▶ _GIVEN PROBLEM_
Please give the entries again in full and exactly, without any picture.
____ RECORDS FOR THE TASK
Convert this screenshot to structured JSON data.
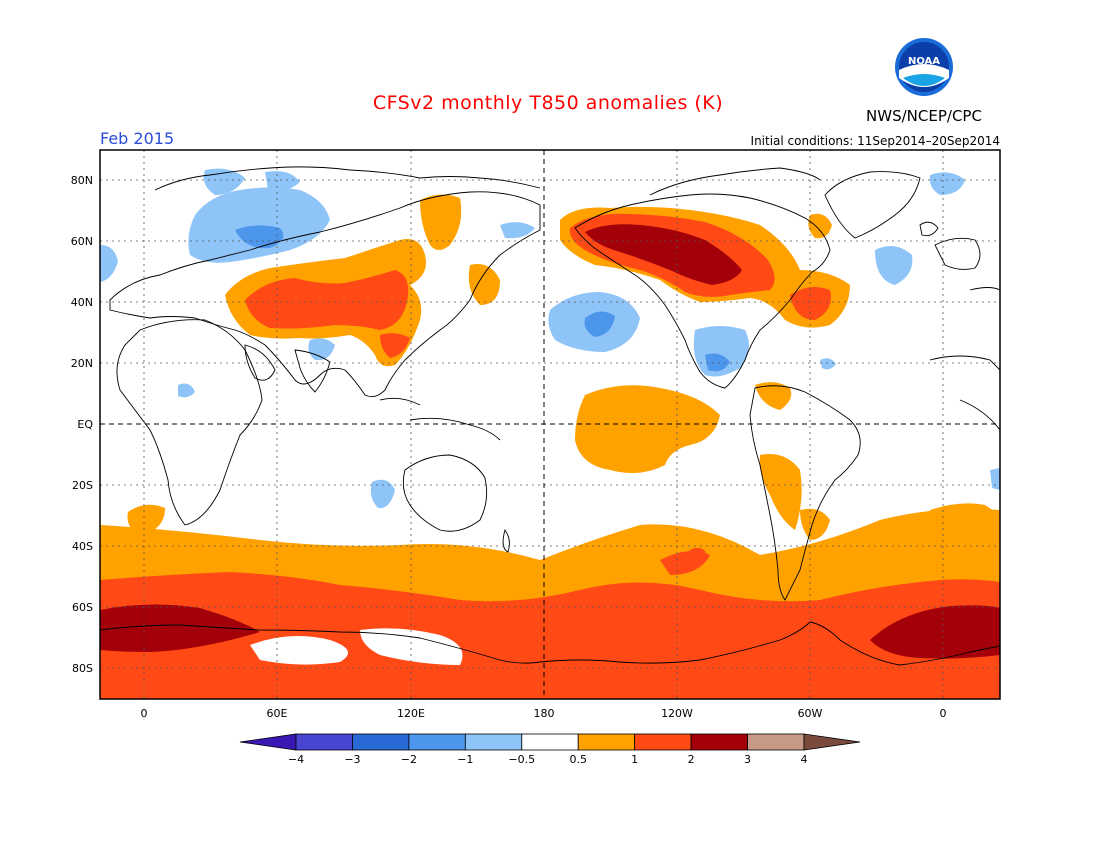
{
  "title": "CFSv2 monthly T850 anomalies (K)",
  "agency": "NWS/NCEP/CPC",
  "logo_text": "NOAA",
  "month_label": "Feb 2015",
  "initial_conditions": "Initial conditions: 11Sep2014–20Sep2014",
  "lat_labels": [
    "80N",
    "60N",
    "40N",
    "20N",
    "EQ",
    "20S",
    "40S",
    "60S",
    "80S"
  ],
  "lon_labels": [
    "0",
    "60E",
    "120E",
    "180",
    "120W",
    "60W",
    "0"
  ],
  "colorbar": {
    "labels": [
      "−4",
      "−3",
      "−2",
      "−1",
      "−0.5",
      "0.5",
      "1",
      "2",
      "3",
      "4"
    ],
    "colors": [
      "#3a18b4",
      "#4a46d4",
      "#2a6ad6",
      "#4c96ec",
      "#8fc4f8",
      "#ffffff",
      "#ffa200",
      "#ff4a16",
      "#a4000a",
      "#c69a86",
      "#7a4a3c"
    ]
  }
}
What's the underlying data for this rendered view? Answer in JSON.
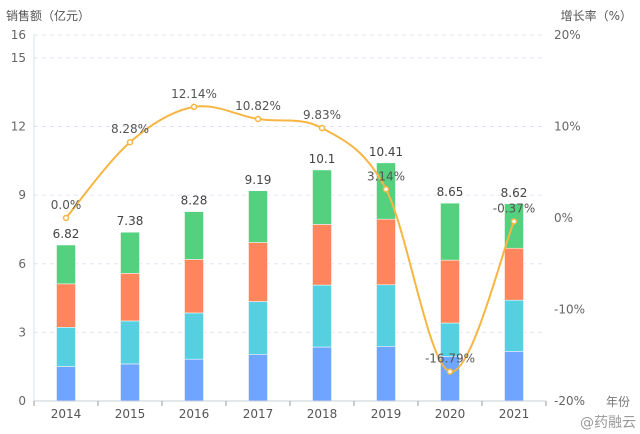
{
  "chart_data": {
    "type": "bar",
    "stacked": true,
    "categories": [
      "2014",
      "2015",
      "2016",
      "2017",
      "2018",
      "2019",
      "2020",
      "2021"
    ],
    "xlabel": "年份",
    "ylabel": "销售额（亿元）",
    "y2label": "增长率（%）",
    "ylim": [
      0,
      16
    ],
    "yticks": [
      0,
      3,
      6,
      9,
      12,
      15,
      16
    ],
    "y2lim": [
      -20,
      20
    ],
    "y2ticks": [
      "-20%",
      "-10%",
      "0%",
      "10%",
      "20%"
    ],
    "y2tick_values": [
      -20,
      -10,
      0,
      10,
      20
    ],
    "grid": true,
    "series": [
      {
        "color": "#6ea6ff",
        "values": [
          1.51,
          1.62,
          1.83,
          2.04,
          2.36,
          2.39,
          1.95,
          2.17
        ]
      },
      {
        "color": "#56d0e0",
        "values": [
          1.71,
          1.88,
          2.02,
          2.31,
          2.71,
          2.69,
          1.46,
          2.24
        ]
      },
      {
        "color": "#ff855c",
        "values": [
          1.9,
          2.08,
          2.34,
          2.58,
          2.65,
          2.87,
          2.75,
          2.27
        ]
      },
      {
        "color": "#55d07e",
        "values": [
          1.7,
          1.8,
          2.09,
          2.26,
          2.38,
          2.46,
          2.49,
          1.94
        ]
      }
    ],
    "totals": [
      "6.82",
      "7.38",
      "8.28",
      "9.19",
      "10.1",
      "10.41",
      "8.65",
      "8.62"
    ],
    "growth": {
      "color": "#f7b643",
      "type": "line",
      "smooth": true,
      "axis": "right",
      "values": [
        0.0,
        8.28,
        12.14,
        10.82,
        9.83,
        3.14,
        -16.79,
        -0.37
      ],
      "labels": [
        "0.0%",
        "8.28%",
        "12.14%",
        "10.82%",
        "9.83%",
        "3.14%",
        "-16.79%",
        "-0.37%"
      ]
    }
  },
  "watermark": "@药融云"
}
________
▶ _TASK OUTPUT_
Convert this screenshot to structured JSON data.
{
  "title": "CFSv2 monthly T850 anomalies (K)",
  "agency": "NWS/NCEP/CPC",
  "logo_text": "NOAA",
  "month_label": "Feb 2015",
  "initial_conditions": "Initial conditions: 11Sep2014–20Sep2014",
  "lat_labels": [
    "80N",
    "60N",
    "40N",
    "20N",
    "EQ",
    "20S",
    "40S",
    "60S",
    "80S"
  ],
  "lon_labels": [
    "0",
    "60E",
    "120E",
    "180",
    "120W",
    "60W",
    "0"
  ],
  "colorbar": {
    "labels": [
      "−4",
      "−3",
      "−2",
      "−1",
      "−0.5",
      "0.5",
      "1",
      "2",
      "3",
      "4"
    ],
    "colors": [
      "#3a18b4",
      "#4a46d4",
      "#2a6ad6",
      "#4c96ec",
      "#8fc4f8",
      "#ffffff",
      "#ffa200",
      "#ff4a16",
      "#a4000a",
      "#c69a86",
      "#7a4a3c"
    ]
  }
}
What's the underlying data for this rendered view? Answer in JSON.
{
  "chart_data": {
    "type": "bar",
    "stacked": true,
    "categories": [
      "2014",
      "2015",
      "2016",
      "2017",
      "2018",
      "2019",
      "2020",
      "2021"
    ],
    "xlabel": "年份",
    "ylabel": "销售额（亿元）",
    "y2label": "增长率（%）",
    "ylim": [
      0,
      16
    ],
    "yticks": [
      0,
      3,
      6,
      9,
      12,
      15,
      16
    ],
    "y2lim": [
      -20,
      20
    ],
    "y2ticks": [
      "-20%",
      "-10%",
      "0%",
      "10%",
      "20%"
    ],
    "y2tick_values": [
      -20,
      -10,
      0,
      10,
      20
    ],
    "grid": true,
    "series": [
      {
        "color": "#6ea6ff",
        "values": [
          1.51,
          1.62,
          1.83,
          2.04,
          2.36,
          2.39,
          1.95,
          2.17
        ]
      },
      {
        "color": "#56d0e0",
        "values": [
          1.71,
          1.88,
          2.02,
          2.31,
          2.71,
          2.69,
          1.46,
          2.24
        ]
      },
      {
        "color": "#ff855c",
        "values": [
          1.9,
          2.08,
          2.34,
          2.58,
          2.65,
          2.87,
          2.75,
          2.27
        ]
      },
      {
        "color": "#55d07e",
        "values": [
          1.7,
          1.8,
          2.09,
          2.26,
          2.38,
          2.46,
          2.49,
          1.94
        ]
      }
    ],
    "totals": [
      "6.82",
      "7.38",
      "8.28",
      "9.19",
      "10.1",
      "10.41",
      "8.65",
      "8.62"
    ],
    "growth": {
      "color": "#f7b643",
      "type": "line",
      "smooth": true,
      "axis": "right",
      "values": [
        0.0,
        8.28,
        12.14,
        10.82,
        9.83,
        3.14,
        -16.79,
        -0.37
      ],
      "labels": [
        "0.0%",
        "8.28%",
        "12.14%",
        "10.82%",
        "9.83%",
        "3.14%",
        "-16.79%",
        "-0.37%"
      ]
    }
  },
  "watermark": "@药融云"
}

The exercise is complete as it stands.